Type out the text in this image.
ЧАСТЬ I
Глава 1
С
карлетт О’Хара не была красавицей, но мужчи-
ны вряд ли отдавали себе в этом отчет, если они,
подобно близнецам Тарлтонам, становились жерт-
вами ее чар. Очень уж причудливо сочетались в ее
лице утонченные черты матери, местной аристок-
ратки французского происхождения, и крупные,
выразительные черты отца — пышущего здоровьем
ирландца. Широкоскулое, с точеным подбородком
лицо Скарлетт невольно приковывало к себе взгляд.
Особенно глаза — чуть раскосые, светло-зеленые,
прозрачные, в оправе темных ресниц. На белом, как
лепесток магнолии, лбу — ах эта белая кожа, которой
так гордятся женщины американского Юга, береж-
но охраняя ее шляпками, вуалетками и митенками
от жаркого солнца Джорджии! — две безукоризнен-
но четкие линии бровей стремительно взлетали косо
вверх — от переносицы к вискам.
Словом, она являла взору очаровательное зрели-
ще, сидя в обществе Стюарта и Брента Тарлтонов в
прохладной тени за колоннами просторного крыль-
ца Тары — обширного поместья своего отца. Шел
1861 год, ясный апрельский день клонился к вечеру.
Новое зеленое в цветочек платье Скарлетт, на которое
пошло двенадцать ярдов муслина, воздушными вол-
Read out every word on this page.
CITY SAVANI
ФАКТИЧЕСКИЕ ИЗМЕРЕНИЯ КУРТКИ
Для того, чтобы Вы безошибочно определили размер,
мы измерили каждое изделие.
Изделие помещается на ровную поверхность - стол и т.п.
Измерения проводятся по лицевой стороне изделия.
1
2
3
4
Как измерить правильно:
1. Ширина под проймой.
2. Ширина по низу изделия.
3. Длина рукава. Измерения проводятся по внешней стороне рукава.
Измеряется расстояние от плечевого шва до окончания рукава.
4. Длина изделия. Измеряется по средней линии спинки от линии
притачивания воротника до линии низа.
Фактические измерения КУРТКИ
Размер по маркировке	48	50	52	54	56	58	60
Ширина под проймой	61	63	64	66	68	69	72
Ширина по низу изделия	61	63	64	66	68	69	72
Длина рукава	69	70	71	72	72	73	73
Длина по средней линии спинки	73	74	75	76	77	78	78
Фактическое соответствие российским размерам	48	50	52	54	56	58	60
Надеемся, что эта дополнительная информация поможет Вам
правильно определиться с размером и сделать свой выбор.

• _YOUR GOAL_
Produce a verbatim transcription of the entries above.

• _REPLY_
Type out the text in this image.
ЧАСТЬ I
Глава 1
С
карлетт О’Хара не была красавицей, но мужчи-
ны вряд ли отдавали себе в этом отчет, если они,
подобно близнецам Тарлтонам, становились жерт-
вами ее чар. Очень уж причудливо сочетались в ее
лице утонченные черты матери, местной аристок-
ратки французского происхождения, и крупные,
выразительные черты отца — пышущего здоровьем
ирландца. Широкоскулое, с точеным подбородком
лицо Скарлетт невольно приковывало к себе взгляд.
Особенно глаза — чуть раскосые, светло-зеленые,
прозрачные, в оправе темных ресниц. На белом, как
лепесток магнолии, лбу — ах эта белая кожа, которой
так гордятся женщины американского Юга, береж-
но охраняя ее шляпками, вуалетками и митенками
от жаркого солнца Джорджии! — две безукоризнен-
но четкие линии бровей стремительно взлетали косо
вверх — от переносицы к вискам.
Словом, она являла взору очаровательное зрели-
ще, сидя в обществе Стюарта и Брента Тарлтонов в
прохладной тени за колоннами просторного крыль-
ца Тары — обширного поместья своего отца. Шел
1861 год, ясный апрельский день клонился к вечеру.
Новое зеленое в цветочек платье Скарлетт, на которое
пошло двенадцать ярдов муслина, воздушными вол-
Read out every word on this page.
CITY SAVANI
ФАКТИЧЕСКИЕ ИЗМЕРЕНИЯ КУРТКИ
Для того, чтобы Вы безошибочно определили размер,
мы измерили каждое изделие.
Изделие помещается на ровную поверхность - стол и т.п.
Измерения проводятся по лицевой стороне изделия.
1
2
3
4
Как измерить правильно:
1. Ширина под проймой.
2. Ширина по низу изделия.
3. Длина рукава. Измерения проводятся по внешней стороне рукава.
Измеряется расстояние от плечевого шва до окончания рукава.
4. Длина изделия. Измеряется по средней линии спинки от линии
притачивания воротника до линии низа.
Фактические измерения КУРТКИ
Размер по маркировке	48	50	52	54	56	58	60
Ширина под проймой	61	63	64	66	68	69	72
Ширина по низу изделия	61	63	64	66	68	69	72
Длина рукава	69	70	71	72	72	73	73
Длина по средней линии спинки	73	74	75	76	77	78	78
Фактическое соответствие российским размерам	48	50	52	54	56	58	60
Надеемся, что эта дополнительная информация поможет Вам
правильно определиться с размером и сделать свой выбор.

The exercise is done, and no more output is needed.